SET EXERCISE:
Starting at the top of the listing and ending at the line containing "578, 632, 592]", rewrite the lines with "x-tick-label" swapped for "x-axis-label" and everything else left unchanged.

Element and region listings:
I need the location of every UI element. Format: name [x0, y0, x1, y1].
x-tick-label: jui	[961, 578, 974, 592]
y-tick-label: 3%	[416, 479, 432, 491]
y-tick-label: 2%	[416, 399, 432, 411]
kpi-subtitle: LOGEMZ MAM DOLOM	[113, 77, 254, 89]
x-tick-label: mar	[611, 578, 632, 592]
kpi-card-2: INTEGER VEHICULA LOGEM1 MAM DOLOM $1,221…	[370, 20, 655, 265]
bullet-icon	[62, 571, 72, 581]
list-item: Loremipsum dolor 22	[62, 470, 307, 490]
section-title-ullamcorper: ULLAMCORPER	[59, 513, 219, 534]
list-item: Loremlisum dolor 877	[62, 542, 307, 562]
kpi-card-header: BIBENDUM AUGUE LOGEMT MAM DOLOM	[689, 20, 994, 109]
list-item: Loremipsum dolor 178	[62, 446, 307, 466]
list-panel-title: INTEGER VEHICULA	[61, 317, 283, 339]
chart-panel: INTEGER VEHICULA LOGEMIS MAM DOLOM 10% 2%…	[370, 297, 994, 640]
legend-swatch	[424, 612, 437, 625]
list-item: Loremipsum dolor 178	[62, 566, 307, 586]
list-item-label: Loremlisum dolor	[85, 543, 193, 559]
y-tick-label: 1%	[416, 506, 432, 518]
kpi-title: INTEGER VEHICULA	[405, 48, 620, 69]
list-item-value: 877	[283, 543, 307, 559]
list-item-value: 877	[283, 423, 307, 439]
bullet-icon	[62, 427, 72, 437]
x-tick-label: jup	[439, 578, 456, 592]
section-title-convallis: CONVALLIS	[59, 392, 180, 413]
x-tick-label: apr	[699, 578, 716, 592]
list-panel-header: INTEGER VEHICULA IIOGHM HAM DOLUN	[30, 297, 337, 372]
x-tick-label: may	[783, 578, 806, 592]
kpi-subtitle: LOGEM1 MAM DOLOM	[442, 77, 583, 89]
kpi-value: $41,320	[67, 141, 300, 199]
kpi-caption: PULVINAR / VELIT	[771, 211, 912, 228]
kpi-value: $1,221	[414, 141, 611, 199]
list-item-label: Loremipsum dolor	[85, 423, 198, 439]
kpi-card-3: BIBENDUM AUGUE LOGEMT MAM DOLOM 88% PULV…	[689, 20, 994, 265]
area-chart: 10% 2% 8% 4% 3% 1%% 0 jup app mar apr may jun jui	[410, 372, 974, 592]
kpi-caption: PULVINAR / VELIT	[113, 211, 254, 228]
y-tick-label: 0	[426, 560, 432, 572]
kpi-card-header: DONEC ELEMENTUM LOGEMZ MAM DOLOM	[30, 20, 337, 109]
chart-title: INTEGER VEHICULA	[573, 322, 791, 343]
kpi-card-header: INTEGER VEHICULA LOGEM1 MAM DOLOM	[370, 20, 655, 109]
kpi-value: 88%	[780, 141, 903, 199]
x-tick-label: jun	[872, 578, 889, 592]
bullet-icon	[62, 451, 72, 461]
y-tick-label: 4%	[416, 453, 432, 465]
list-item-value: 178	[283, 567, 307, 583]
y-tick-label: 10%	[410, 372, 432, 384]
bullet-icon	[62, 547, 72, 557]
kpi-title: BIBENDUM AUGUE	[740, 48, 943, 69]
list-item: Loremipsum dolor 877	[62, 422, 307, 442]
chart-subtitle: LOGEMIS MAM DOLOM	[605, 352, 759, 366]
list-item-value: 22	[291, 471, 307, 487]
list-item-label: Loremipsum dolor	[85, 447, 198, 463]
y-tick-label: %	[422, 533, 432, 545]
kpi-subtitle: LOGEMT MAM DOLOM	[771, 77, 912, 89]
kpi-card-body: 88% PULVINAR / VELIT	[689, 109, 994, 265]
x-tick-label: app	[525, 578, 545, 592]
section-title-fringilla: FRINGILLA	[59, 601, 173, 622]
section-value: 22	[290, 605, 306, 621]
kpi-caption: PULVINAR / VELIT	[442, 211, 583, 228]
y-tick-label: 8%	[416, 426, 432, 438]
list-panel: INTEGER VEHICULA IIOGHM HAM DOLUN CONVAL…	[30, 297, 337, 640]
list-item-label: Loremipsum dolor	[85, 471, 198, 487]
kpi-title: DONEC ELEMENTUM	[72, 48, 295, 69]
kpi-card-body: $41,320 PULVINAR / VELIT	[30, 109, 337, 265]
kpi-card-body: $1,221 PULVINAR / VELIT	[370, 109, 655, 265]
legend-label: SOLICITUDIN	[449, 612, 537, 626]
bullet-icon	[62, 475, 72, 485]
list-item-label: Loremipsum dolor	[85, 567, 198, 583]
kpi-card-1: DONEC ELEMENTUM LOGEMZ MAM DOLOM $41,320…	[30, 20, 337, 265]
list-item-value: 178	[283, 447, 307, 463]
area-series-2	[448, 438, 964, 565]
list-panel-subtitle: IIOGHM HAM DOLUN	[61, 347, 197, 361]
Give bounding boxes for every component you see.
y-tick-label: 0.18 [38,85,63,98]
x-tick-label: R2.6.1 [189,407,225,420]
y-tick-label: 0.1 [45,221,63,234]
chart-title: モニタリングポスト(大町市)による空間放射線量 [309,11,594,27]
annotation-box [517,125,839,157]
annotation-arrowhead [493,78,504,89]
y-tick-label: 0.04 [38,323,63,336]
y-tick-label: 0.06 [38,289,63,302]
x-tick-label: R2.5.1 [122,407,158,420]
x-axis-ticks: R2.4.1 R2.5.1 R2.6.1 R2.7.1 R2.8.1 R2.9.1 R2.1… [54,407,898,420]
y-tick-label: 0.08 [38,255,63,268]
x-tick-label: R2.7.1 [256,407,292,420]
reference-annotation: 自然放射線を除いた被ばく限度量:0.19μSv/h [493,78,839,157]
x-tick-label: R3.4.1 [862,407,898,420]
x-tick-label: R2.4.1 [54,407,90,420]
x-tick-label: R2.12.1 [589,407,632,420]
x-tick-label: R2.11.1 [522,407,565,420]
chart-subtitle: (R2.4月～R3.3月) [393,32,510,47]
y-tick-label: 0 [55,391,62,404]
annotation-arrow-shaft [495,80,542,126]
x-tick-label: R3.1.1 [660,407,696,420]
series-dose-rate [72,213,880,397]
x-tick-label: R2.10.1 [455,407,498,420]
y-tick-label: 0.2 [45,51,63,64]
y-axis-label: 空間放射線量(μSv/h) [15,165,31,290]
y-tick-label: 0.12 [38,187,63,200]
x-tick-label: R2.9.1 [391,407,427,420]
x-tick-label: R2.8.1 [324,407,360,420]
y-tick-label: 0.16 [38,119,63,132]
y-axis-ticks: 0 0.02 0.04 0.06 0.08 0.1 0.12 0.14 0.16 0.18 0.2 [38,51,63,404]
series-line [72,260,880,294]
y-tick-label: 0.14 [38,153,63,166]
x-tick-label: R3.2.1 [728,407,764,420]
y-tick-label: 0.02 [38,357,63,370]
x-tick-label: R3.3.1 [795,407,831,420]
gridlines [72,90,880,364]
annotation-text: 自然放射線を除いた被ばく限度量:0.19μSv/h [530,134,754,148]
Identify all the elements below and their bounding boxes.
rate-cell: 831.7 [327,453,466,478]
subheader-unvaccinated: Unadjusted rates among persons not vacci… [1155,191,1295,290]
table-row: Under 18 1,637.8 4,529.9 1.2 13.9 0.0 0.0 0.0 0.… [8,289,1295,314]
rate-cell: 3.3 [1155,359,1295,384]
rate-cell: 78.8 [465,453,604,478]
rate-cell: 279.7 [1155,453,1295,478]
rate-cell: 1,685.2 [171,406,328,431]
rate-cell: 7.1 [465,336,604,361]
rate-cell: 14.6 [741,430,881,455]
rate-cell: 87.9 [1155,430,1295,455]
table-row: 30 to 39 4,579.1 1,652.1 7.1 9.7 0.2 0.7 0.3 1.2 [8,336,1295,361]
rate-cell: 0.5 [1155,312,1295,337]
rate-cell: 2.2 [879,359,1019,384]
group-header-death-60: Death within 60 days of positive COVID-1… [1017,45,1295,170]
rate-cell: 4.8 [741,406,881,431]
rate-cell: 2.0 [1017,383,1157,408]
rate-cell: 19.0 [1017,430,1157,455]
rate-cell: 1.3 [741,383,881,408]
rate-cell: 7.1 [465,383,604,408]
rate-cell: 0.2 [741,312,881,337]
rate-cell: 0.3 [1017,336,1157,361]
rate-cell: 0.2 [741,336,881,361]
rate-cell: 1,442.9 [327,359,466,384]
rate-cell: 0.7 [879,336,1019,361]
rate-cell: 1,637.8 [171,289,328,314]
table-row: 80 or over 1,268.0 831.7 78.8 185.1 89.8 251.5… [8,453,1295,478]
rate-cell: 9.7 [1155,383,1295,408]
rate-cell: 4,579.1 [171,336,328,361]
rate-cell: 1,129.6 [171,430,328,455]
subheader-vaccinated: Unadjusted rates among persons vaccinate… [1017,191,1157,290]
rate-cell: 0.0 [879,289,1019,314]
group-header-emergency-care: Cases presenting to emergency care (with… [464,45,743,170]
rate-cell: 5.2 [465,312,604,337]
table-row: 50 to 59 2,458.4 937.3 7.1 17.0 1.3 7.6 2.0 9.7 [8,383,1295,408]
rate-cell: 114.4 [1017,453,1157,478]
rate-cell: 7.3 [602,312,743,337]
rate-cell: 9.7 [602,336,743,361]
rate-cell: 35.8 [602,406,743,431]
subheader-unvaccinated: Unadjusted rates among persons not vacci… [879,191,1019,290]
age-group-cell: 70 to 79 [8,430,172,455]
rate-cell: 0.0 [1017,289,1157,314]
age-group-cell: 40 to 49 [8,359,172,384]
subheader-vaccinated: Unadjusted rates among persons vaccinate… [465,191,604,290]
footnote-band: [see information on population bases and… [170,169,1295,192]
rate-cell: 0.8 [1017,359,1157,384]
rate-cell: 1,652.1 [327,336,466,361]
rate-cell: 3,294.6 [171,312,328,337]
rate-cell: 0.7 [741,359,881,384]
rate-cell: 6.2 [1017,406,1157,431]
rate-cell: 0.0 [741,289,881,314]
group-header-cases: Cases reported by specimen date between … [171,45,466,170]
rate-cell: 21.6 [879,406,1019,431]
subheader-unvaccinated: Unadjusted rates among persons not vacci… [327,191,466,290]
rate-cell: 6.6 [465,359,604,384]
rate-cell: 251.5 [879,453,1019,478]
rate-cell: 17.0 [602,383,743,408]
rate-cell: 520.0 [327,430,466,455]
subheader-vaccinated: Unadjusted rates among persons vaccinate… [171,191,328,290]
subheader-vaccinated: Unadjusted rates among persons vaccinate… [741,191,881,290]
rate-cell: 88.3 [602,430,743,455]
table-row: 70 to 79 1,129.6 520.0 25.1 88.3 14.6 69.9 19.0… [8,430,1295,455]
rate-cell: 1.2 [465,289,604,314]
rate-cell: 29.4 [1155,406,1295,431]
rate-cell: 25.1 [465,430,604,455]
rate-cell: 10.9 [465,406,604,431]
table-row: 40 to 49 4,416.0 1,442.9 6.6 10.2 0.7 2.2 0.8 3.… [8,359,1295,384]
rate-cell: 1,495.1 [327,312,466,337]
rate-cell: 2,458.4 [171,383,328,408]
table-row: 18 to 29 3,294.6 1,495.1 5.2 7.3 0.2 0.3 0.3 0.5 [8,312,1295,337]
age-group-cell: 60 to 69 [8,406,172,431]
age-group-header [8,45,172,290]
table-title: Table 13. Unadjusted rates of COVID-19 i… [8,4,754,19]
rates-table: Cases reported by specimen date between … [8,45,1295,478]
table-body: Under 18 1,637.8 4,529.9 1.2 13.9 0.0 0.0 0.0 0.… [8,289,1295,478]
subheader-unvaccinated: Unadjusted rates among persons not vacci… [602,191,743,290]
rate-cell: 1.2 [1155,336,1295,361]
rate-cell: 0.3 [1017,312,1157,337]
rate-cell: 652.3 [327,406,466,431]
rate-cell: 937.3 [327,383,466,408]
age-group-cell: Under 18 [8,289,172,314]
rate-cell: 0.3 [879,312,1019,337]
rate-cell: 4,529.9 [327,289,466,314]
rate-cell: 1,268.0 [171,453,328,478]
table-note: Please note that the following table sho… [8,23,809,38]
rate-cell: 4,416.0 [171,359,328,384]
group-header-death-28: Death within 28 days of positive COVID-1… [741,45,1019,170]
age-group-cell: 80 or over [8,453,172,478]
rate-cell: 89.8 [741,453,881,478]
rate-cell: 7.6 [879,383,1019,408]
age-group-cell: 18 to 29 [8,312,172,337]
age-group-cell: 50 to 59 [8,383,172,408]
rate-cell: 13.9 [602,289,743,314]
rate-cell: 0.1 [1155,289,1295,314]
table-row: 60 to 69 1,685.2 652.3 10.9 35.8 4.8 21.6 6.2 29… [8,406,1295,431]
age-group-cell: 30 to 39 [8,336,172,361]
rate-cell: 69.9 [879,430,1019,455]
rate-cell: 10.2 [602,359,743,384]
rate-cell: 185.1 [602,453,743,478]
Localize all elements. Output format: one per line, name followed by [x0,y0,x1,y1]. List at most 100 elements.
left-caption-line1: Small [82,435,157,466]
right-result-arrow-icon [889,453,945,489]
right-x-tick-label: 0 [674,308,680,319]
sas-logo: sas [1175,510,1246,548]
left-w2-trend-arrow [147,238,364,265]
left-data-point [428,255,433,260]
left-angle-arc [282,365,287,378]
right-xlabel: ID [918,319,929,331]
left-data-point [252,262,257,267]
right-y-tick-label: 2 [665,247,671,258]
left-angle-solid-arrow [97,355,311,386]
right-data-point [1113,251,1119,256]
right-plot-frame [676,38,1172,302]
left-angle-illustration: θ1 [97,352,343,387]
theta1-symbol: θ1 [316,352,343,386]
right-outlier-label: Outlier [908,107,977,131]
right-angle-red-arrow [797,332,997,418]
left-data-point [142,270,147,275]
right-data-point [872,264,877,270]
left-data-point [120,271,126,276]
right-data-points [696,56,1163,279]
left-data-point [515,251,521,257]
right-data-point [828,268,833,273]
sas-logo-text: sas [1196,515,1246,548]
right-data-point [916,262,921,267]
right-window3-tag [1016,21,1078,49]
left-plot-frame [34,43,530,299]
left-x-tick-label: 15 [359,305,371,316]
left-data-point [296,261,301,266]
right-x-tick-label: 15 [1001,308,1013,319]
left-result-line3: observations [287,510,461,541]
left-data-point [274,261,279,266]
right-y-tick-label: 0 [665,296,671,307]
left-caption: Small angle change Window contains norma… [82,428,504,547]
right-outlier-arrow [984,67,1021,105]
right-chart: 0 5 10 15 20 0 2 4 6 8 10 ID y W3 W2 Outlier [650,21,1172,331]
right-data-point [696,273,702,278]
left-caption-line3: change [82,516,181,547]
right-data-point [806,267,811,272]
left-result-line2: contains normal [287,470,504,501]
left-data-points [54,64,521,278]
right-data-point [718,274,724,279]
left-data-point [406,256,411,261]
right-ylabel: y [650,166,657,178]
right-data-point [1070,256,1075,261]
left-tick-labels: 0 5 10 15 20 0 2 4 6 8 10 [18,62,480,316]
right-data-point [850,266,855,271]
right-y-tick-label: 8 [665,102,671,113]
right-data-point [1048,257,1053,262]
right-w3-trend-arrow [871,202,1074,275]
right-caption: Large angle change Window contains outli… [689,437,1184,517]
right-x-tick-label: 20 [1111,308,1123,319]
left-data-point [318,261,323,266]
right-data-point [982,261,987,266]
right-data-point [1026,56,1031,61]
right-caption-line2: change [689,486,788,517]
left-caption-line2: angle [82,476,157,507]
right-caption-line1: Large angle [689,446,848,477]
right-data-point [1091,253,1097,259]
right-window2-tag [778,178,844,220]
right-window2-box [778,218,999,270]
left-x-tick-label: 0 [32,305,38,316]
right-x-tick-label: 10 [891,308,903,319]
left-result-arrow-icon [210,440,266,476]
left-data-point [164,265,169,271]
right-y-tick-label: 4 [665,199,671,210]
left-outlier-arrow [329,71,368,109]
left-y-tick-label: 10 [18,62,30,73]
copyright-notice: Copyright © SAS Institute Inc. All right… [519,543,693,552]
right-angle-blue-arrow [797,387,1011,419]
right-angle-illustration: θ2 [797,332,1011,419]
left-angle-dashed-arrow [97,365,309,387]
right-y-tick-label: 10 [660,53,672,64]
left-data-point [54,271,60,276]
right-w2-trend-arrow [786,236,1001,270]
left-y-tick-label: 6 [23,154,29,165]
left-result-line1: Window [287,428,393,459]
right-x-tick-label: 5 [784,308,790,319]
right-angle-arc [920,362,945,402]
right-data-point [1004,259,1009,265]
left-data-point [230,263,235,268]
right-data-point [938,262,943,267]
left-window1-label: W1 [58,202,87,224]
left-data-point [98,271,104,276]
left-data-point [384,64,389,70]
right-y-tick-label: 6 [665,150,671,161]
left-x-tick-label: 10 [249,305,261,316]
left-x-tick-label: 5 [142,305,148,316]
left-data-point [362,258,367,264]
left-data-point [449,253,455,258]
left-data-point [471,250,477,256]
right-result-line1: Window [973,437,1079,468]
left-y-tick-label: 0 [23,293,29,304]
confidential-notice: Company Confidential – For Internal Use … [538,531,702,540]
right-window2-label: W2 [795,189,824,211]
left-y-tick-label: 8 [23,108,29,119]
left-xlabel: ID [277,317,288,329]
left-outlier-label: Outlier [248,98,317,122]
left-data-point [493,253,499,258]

ANSWER:
I need the location of every UI element. Format: name [x0, y0, x1, y1].
x-axis-label: jui	[961, 578, 974, 592]
y-tick-label: 3%	[416, 479, 432, 491]
y-tick-label: 2%	[416, 399, 432, 411]
kpi-subtitle: LOGEMZ MAM DOLOM	[113, 77, 254, 89]
x-axis-label: mar	[611, 578, 632, 592]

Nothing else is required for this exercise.